▸ Given task:
Wherever the string "органов" appears in the listing, copy that line.

--- START OF Exercise input ---

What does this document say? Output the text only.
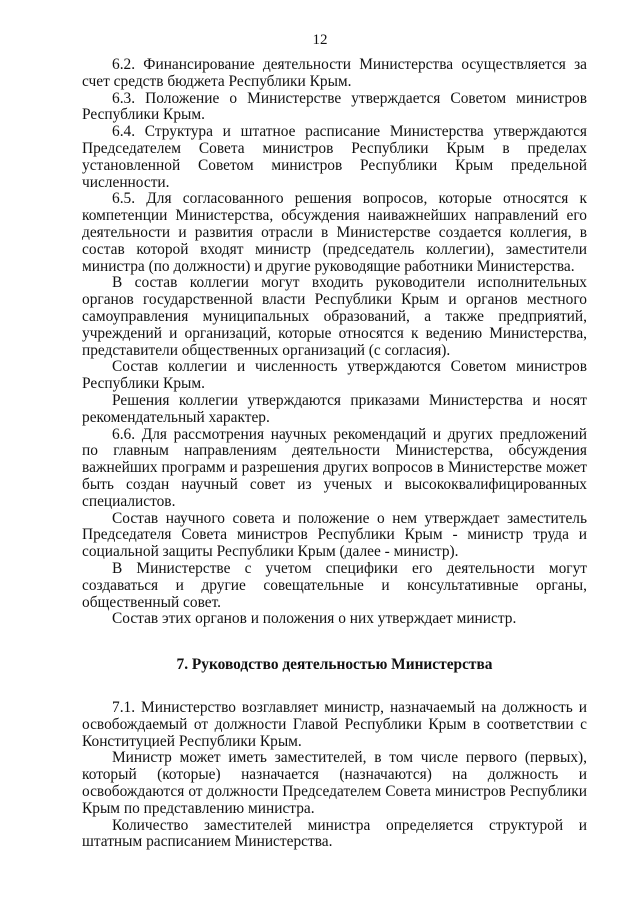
12

6.2. Финансирование деятельности Министерства осуществляется за счет средств бюджета Республики Крым.

6.3. Положение о Министерстве утверждается Советом министров Республики Крым.

6.4. Структура и штатное расписание Министерства утверждаются Председателем Совета министров Республики Крым в пределах установленной Советом министров Республики Крым предельной численности.

6.5. Для согласованного решения вопросов, которые относятся к компетенции Министерства, обсуждения наиважнейших направлений его деятельности и развития отрасли в Министерстве создается коллегия, в состав которой входят министр (председатель коллегии), заместители министра (по должности) и другие руководящие работники Министерства.

В состав коллегии могут входить руководители исполнительных органов государственной власти Республики Крым и органов местного самоуправления муниципальных образований, а также предприятий, учреждений и организаций, которые относятся к ведению Министерства, представители общественных организаций (с согласия).

Состав коллегии и численность утверждаются Советом министров Республики Крым.

Решения коллегии утверждаются приказами Министерства и носят рекомендательный характер.

6.6. Для рассмотрения научных рекомендаций и других предложений по главным направлениям деятельности Министерства, обсуждения важнейших программ и разрешения других вопросов в Министерстве может быть создан научный совет из ученых и высококвалифицированных специалистов.

Состав научного совета и положение о нем утверждает заместитель Председателя Совета министров Республики Крым - министр труда и социальной защиты Республики Крым (далее - министр).

В Министерстве с учетом специфики его деятельности могут создаваться и другие совещательные и консультативные органы, общественный совет.

Состав этих органов и положения о них утверждает министр.

7. Руководство деятельностью Министерства

7.1. Министерство возглавляет министр, назначаемый на должность и освобождаемый от должности Главой Республики Крым в соответствии с Конституцией Республики Крым.

Министр может иметь заместителей, в том числе первого (первых), который (которые) назначается (назначаются) на должность и освобождаются от должности Председателем Совета министров Республики Крым по представлению министра.

Количество заместителей министра определяется структурой и штатным расписанием Министерства.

--- END OF Exercise input ---

▸ Solution to this task:
В состав коллегии могут входить руководители исполнительных органов государственной власти Республики Крым и органов местного самоуправления муниципальных образований, а также предприятий, учреждений и организаций, которые относятся к ведению Министерства, представители общественных организаций (с согласия).
Состав этих органов и положения о них утверждает министр.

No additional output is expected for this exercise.